'''

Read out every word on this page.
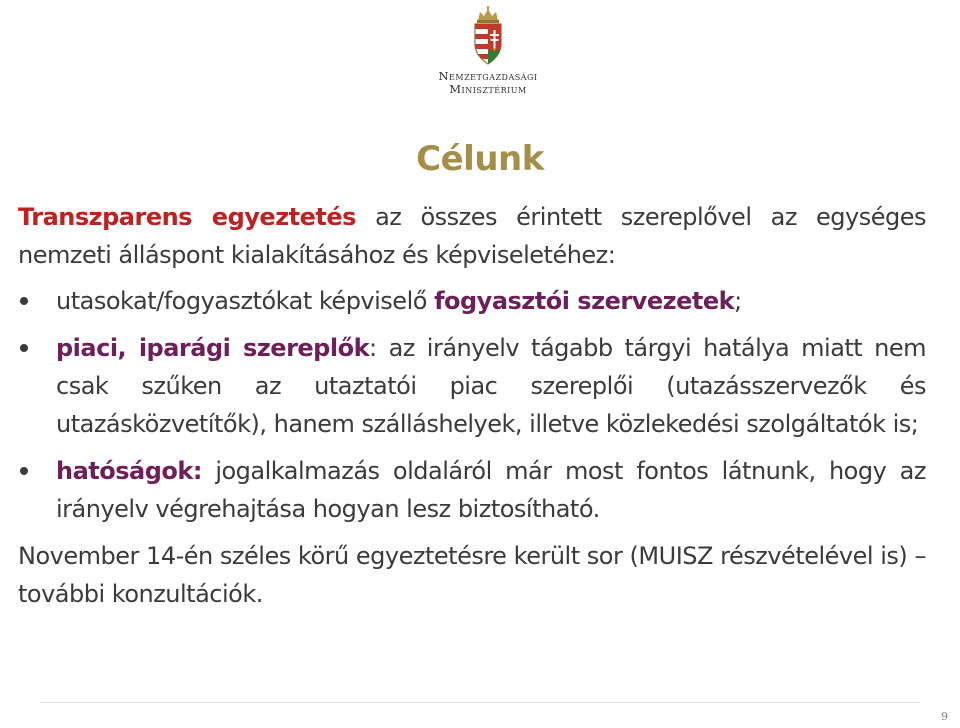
Nemzetgazdasági
Minisztérium
Célunk

Transzparens egyeztetés az összes érintett szereplővel az egységes nemzeti álláspont kialakításához és képviseletéhez:

utasokat/fogyasztókat képviselő fogyasztói szervezetek;
piaci, iparági szereplők: az irányelv tágabb tárgyi hatálya miatt nem csak szűken az utaztatói piac szereplői (utazásszervezők és utazásközvetítők), hanem szálláshelyek, illetve közlekedési szolgáltatók is;
hatóságok: jogalkalmazás oldaláról már most fontos látnunk, hogy az irányelv végrehajtása hogyan lesz biztosítható.

November 14-én széles körű egyeztetésre került sor (MUISZ részvételével is) – további konzultációk.

9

'''

• _REQUEST_
Without the pictures, retype the whole of the material above exactly.

• _FINISHED TASK_
Read out every word on this page.
Nemzetgazdasági
Minisztérium
Célunk

Transzparens egyeztetés az összes érintett szereplővel az egységes nemzeti álláspont kialakításához és képviseletéhez:

utasokat/fogyasztókat képviselő fogyasztói szervezetek;
piaci, iparági szereplők: az irányelv tágabb tárgyi hatálya miatt nem csak szűken az utaztatói piac szereplői (utazásszervezők és utazásközvetítők), hanem szálláshelyek, illetve közlekedési szolgáltatók is;
hatóságok: jogalkalmazás oldaláról már most fontos látnunk, hogy az irányelv végrehajtása hogyan lesz biztosítható.

November 14-én széles körű egyeztetésre került sor (MUISZ részvételével is) – további konzultációk.

9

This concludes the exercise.